[DATASET RECORDS start]

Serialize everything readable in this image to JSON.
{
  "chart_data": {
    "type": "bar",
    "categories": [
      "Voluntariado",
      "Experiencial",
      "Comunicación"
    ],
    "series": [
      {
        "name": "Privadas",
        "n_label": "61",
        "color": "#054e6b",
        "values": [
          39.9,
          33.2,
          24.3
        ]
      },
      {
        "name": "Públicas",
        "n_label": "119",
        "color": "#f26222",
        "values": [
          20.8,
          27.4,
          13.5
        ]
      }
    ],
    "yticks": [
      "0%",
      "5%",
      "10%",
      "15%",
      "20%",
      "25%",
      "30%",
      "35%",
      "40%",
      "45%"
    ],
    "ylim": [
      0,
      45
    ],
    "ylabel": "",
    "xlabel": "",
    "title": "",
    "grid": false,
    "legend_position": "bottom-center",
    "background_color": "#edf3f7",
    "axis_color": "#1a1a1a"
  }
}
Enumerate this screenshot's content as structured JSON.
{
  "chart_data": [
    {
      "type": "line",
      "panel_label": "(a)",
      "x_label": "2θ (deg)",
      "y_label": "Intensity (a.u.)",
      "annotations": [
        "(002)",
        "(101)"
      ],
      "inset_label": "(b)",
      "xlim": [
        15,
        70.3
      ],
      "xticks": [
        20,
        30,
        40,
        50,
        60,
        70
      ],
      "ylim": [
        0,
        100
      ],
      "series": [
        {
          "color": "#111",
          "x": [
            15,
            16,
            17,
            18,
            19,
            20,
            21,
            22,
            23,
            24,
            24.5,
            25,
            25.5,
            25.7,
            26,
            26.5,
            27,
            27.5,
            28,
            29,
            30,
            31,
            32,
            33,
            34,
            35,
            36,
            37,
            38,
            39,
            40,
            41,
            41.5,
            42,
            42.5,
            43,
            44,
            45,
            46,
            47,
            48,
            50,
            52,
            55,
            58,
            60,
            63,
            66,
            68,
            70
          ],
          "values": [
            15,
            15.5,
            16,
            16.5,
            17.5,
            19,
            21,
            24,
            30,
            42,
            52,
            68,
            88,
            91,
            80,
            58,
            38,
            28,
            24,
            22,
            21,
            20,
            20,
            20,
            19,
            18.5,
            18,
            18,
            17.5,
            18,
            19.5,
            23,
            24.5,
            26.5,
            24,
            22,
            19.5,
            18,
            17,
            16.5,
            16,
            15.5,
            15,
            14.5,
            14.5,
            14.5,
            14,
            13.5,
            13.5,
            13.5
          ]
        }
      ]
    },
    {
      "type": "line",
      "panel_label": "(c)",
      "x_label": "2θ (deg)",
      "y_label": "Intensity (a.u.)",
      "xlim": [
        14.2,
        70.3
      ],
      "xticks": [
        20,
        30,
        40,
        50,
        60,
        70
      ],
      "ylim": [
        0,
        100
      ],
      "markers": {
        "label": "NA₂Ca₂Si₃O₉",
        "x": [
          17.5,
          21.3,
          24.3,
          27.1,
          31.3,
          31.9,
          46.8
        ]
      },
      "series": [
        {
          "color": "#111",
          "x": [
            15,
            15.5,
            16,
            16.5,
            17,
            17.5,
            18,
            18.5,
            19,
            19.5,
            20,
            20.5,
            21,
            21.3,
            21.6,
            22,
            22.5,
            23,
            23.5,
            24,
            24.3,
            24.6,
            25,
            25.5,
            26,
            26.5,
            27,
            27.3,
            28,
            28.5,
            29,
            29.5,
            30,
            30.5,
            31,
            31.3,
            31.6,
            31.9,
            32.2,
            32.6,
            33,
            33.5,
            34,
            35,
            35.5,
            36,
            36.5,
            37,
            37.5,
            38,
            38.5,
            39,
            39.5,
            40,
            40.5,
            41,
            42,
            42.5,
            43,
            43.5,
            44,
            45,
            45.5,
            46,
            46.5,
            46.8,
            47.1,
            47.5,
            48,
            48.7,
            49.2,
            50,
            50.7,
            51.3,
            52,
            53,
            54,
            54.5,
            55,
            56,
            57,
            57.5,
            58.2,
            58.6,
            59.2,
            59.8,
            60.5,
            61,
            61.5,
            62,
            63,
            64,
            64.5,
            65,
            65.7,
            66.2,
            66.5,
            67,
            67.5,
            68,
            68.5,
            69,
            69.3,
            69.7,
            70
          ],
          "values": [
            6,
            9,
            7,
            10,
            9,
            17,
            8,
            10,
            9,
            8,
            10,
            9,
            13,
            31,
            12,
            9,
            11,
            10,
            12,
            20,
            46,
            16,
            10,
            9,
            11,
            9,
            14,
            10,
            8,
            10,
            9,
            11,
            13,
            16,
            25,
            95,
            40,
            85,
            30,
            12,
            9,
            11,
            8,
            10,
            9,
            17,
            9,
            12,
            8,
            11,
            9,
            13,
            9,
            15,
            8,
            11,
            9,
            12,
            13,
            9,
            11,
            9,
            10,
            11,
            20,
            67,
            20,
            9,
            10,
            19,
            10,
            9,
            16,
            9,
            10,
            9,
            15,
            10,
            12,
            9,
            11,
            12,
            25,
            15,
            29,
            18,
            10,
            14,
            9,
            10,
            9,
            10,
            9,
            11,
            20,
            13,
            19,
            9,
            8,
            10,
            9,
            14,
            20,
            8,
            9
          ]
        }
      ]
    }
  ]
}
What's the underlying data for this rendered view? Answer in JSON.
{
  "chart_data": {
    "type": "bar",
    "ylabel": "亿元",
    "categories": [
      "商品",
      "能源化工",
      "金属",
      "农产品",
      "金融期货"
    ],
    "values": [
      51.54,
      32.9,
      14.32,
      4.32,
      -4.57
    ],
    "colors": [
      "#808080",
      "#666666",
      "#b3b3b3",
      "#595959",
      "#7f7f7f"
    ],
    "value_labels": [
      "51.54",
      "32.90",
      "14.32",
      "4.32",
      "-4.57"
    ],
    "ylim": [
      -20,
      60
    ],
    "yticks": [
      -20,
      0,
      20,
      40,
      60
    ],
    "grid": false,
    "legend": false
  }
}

[DATASET RECORDS end]

= REQUEST =
List every line above that holds the word "this".

= ANSWER TO THE EXERCISE =
Serialize everything readable in this image to JSON.
Enumerate this screenshot's content as structured JSON.
What's the underlying data for this rendered view? Answer in JSON.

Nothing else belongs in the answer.